REQUIREMENTS: Below are the entries; count the lines in them that contain the word "this" and give only the number.
** Start of MATERIAL SHOWN **
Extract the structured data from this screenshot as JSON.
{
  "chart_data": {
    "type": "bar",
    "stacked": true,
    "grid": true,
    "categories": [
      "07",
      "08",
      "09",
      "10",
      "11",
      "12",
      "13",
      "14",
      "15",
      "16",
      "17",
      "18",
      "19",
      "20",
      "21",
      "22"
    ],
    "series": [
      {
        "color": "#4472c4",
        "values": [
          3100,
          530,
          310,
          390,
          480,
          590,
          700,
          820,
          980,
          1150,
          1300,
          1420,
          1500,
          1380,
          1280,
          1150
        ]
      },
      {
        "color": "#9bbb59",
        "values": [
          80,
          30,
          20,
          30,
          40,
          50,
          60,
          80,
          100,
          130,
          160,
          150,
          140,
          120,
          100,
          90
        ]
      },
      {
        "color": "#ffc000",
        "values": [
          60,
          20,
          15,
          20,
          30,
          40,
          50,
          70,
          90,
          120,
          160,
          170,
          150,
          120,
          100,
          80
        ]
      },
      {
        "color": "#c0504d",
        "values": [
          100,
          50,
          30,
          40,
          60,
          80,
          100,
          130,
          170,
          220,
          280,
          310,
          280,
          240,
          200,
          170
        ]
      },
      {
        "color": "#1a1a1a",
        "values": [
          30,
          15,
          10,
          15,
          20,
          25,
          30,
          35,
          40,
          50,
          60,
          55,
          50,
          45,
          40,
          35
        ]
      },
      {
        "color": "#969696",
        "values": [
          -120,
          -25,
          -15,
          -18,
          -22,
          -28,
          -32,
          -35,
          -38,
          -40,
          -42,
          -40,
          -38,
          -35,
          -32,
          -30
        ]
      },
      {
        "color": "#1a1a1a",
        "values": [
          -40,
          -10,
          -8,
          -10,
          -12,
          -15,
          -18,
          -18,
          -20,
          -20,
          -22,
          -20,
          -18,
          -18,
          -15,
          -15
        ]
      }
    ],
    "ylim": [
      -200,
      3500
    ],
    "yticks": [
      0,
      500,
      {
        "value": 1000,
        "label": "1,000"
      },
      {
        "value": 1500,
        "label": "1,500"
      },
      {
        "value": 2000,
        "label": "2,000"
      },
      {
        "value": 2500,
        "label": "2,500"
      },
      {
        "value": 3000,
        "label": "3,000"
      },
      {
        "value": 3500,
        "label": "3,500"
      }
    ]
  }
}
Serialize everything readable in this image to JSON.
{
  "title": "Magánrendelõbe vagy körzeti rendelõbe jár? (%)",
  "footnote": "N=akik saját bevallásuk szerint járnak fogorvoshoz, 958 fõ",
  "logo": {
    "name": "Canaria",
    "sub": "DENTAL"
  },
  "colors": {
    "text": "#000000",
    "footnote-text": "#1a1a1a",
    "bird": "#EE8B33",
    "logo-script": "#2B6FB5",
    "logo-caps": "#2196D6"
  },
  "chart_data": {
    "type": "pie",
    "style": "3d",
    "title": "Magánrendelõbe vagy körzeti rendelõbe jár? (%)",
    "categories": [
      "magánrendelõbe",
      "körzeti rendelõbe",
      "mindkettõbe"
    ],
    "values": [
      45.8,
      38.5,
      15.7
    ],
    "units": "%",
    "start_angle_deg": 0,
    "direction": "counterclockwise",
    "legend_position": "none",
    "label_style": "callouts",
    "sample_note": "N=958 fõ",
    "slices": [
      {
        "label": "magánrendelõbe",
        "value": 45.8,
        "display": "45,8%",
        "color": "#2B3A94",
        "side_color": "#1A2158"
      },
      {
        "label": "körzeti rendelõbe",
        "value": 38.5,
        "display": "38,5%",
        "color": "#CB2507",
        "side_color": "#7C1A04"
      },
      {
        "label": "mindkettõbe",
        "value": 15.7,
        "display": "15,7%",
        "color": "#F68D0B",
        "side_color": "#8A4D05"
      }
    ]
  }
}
** End of MATERIAL SHOWN **
** Start of MATERIAL SHOWN **
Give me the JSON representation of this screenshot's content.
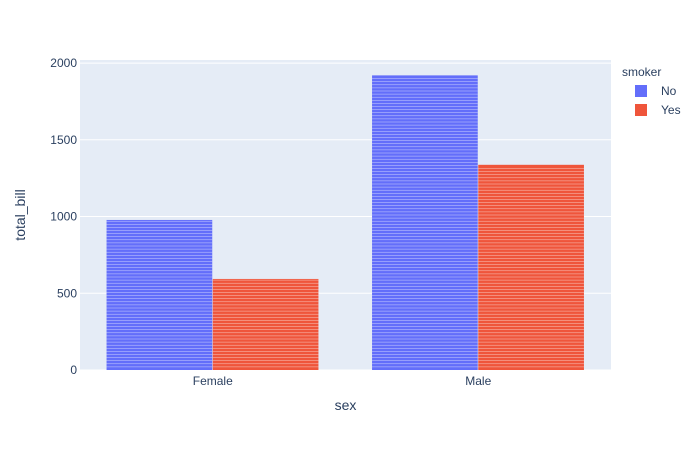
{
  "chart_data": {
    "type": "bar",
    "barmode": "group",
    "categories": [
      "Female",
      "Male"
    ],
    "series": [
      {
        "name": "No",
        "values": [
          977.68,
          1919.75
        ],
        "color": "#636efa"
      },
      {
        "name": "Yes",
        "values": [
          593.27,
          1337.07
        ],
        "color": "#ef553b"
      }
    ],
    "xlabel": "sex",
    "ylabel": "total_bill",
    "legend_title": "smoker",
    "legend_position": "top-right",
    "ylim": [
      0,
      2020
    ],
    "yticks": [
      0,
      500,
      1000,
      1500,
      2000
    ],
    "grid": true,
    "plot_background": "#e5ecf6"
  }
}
** End of MATERIAL SHOWN **
WRITTEN RESPONSE: 3